----- ROWS -----

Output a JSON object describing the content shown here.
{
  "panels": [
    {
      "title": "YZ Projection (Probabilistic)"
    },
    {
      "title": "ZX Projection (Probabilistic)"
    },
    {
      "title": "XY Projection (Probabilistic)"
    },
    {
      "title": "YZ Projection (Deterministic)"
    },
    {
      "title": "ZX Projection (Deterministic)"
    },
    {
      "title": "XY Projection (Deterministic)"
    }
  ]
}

-----

▶ [EXERCISE AIM]
Write out all the entries exactly.

▶ [SOLUTION TO THIS TASK]
Output a JSON object describing the content shown here.
{
  "panels": [
    {
      "title": "YZ Projection (Probabilistic)"
    },
    {
      "title": "ZX Projection (Probabilistic)"
    },
    {
      "title": "XY Projection (Probabilistic)"
    },
    {
      "title": "YZ Projection (Deterministic)"
    },
    {
      "title": "ZX Projection (Deterministic)"
    },
    {
      "title": "XY Projection (Deterministic)"
    }
  ]
}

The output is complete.